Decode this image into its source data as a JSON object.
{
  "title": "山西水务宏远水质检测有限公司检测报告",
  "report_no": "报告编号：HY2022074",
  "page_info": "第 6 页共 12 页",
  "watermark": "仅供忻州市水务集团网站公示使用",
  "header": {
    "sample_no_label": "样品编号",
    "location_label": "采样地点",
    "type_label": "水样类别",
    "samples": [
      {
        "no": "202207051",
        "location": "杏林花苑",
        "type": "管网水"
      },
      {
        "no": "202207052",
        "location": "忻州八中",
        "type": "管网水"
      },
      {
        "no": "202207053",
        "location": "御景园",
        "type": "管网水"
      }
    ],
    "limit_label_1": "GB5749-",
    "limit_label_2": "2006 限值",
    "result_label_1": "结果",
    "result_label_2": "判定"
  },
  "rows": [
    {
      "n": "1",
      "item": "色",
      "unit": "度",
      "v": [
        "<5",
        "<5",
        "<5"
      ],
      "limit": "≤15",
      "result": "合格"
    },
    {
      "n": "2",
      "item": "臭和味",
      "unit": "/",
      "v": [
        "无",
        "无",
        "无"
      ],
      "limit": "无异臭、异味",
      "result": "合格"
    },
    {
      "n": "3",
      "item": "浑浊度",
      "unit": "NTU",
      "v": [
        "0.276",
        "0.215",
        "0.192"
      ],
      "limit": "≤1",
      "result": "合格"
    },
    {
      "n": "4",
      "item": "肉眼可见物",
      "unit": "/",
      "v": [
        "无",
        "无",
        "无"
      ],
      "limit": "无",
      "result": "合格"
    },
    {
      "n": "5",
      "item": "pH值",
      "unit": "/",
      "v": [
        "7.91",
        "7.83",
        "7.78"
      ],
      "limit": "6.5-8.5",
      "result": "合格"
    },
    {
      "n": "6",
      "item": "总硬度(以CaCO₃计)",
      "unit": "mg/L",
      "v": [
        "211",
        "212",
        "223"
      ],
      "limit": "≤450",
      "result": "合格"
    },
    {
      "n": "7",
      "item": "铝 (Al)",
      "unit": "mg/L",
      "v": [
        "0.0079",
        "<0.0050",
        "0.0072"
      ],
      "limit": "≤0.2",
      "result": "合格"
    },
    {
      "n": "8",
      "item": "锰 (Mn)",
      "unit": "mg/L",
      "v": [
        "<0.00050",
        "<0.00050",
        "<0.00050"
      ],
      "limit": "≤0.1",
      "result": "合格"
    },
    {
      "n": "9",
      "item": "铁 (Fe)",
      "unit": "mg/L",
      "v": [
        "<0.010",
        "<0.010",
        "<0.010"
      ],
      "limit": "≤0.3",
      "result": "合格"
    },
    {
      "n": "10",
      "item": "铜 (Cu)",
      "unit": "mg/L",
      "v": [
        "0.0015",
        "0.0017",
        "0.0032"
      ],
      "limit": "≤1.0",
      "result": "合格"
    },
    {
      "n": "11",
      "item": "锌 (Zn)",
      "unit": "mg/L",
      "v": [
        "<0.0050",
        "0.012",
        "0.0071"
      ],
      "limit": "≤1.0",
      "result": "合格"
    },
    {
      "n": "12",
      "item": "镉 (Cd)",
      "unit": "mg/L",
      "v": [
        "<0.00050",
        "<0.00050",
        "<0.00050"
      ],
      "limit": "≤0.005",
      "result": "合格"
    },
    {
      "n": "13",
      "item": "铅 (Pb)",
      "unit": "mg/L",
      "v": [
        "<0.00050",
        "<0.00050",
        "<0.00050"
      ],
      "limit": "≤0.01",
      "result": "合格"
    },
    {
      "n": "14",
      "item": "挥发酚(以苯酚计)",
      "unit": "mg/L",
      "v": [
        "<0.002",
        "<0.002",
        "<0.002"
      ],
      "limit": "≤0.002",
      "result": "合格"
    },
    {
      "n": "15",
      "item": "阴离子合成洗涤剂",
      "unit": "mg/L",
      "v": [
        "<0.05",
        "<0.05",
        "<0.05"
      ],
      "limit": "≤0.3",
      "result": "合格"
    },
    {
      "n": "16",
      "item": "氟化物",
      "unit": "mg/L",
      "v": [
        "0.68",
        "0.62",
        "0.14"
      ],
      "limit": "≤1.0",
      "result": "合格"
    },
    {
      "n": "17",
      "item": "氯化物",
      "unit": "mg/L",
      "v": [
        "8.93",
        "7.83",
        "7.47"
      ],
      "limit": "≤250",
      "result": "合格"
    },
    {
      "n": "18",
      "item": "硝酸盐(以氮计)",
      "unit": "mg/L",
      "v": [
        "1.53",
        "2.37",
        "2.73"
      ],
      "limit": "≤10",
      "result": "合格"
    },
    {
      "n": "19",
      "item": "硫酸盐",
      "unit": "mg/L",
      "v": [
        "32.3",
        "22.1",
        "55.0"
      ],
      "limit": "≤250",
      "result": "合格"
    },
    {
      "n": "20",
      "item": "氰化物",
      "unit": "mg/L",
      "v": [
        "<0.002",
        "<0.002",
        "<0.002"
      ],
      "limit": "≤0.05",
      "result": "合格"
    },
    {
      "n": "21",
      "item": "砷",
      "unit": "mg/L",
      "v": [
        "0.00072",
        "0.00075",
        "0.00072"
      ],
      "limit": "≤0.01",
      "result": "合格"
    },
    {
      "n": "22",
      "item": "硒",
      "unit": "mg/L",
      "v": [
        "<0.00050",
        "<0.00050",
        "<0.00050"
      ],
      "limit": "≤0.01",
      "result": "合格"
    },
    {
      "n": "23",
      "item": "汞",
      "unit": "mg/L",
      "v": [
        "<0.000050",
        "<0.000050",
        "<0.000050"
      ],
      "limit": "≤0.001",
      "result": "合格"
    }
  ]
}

◇ ◇ ◇

## Task objective
Type the material above out again, exactly.

## The response
Decode this image into its source data as a JSON object.
{
  "title": "山西水务宏远水质检测有限公司检测报告",
  "report_no": "报告编号：HY2022074",
  "page_info": "第 6 页共 12 页",
  "watermark": "仅供忻州市水务集团网站公示使用",
  "header": {
    "sample_no_label": "样品编号",
    "location_label": "采样地点",
    "type_label": "水样类别",
    "samples": [
      {
        "no": "202207051",
        "location": "杏林花苑",
        "type": "管网水"
      },
      {
        "no": "202207052",
        "location": "忻州八中",
        "type": "管网水"
      },
      {
        "no": "202207053",
        "location": "御景园",
        "type": "管网水"
      }
    ],
    "limit_label_1": "GB5749-",
    "limit_label_2": "2006 限值",
    "result_label_1": "结果",
    "result_label_2": "判定"
  },
  "rows": [
    {
      "n": "1",
      "item": "色",
      "unit": "度",
      "v": [
        "<5",
        "<5",
        "<5"
      ],
      "limit": "≤15",
      "result": "合格"
    },
    {
      "n": "2",
      "item": "臭和味",
      "unit": "/",
      "v": [
        "无",
        "无",
        "无"
      ],
      "limit": "无异臭、异味",
      "result": "合格"
    },
    {
      "n": "3",
      "item": "浑浊度",
      "unit": "NTU",
      "v": [
        "0.276",
        "0.215",
        "0.192"
      ],
      "limit": "≤1",
      "result": "合格"
    },
    {
      "n": "4",
      "item": "肉眼可见物",
      "unit": "/",
      "v": [
        "无",
        "无",
        "无"
      ],
      "limit": "无",
      "result": "合格"
    },
    {
      "n": "5",
      "item": "pH值",
      "unit": "/",
      "v": [
        "7.91",
        "7.83",
        "7.78"
      ],
      "limit": "6.5-8.5",
      "result": "合格"
    },
    {
      "n": "6",
      "item": "总硬度(以CaCO₃计)",
      "unit": "mg/L",
      "v": [
        "211",
        "212",
        "223"
      ],
      "limit": "≤450",
      "result": "合格"
    },
    {
      "n": "7",
      "item": "铝 (Al)",
      "unit": "mg/L",
      "v": [
        "0.0079",
        "<0.0050",
        "0.0072"
      ],
      "limit": "≤0.2",
      "result": "合格"
    },
    {
      "n": "8",
      "item": "锰 (Mn)",
      "unit": "mg/L",
      "v": [
        "<0.00050",
        "<0.00050",
        "<0.00050"
      ],
      "limit": "≤0.1",
      "result": "合格"
    },
    {
      "n": "9",
      "item": "铁 (Fe)",
      "unit": "mg/L",
      "v": [
        "<0.010",
        "<0.010",
        "<0.010"
      ],
      "limit": "≤0.3",
      "result": "合格"
    },
    {
      "n": "10",
      "item": "铜 (Cu)",
      "unit": "mg/L",
      "v": [
        "0.0015",
        "0.0017",
        "0.0032"
      ],
      "limit": "≤1.0",
      "result": "合格"
    },
    {
      "n": "11",
      "item": "锌 (Zn)",
      "unit": "mg/L",
      "v": [
        "<0.0050",
        "0.012",
        "0.0071"
      ],
      "limit": "≤1.0",
      "result": "合格"
    },
    {
      "n": "12",
      "item": "镉 (Cd)",
      "unit": "mg/L",
      "v": [
        "<0.00050",
        "<0.00050",
        "<0.00050"
      ],
      "limit": "≤0.005",
      "result": "合格"
    },
    {
      "n": "13",
      "item": "铅 (Pb)",
      "unit": "mg/L",
      "v": [
        "<0.00050",
        "<0.00050",
        "<0.00050"
      ],
      "limit": "≤0.01",
      "result": "合格"
    },
    {
      "n": "14",
      "item": "挥发酚(以苯酚计)",
      "unit": "mg/L",
      "v": [
        "<0.002",
        "<0.002",
        "<0.002"
      ],
      "limit": "≤0.002",
      "result": "合格"
    },
    {
      "n": "15",
      "item": "阴离子合成洗涤剂",
      "unit": "mg/L",
      "v": [
        "<0.05",
        "<0.05",
        "<0.05"
      ],
      "limit": "≤0.3",
      "result": "合格"
    },
    {
      "n": "16",
      "item": "氟化物",
      "unit": "mg/L",
      "v": [
        "0.68",
        "0.62",
        "0.14"
      ],
      "limit": "≤1.0",
      "result": "合格"
    },
    {
      "n": "17",
      "item": "氯化物",
      "unit": "mg/L",
      "v": [
        "8.93",
        "7.83",
        "7.47"
      ],
      "limit": "≤250",
      "result": "合格"
    },
    {
      "n": "18",
      "item": "硝酸盐(以氮计)",
      "unit": "mg/L",
      "v": [
        "1.53",
        "2.37",
        "2.73"
      ],
      "limit": "≤10",
      "result": "合格"
    },
    {
      "n": "19",
      "item": "硫酸盐",
      "unit": "mg/L",
      "v": [
        "32.3",
        "22.1",
        "55.0"
      ],
      "limit": "≤250",
      "result": "合格"
    },
    {
      "n": "20",
      "item": "氰化物",
      "unit": "mg/L",
      "v": [
        "<0.002",
        "<0.002",
        "<0.002"
      ],
      "limit": "≤0.05",
      "result": "合格"
    },
    {
      "n": "21",
      "item": "砷",
      "unit": "mg/L",
      "v": [
        "0.00072",
        "0.00075",
        "0.00072"
      ],
      "limit": "≤0.01",
      "result": "合格"
    },
    {
      "n": "22",
      "item": "硒",
      "unit": "mg/L",
      "v": [
        "<0.00050",
        "<0.00050",
        "<0.00050"
      ],
      "limit": "≤0.01",
      "result": "合格"
    },
    {
      "n": "23",
      "item": "汞",
      "unit": "mg/L",
      "v": [
        "<0.000050",
        "<0.000050",
        "<0.000050"
      ],
      "limit": "≤0.001",
      "result": "合格"
    }
  ]
}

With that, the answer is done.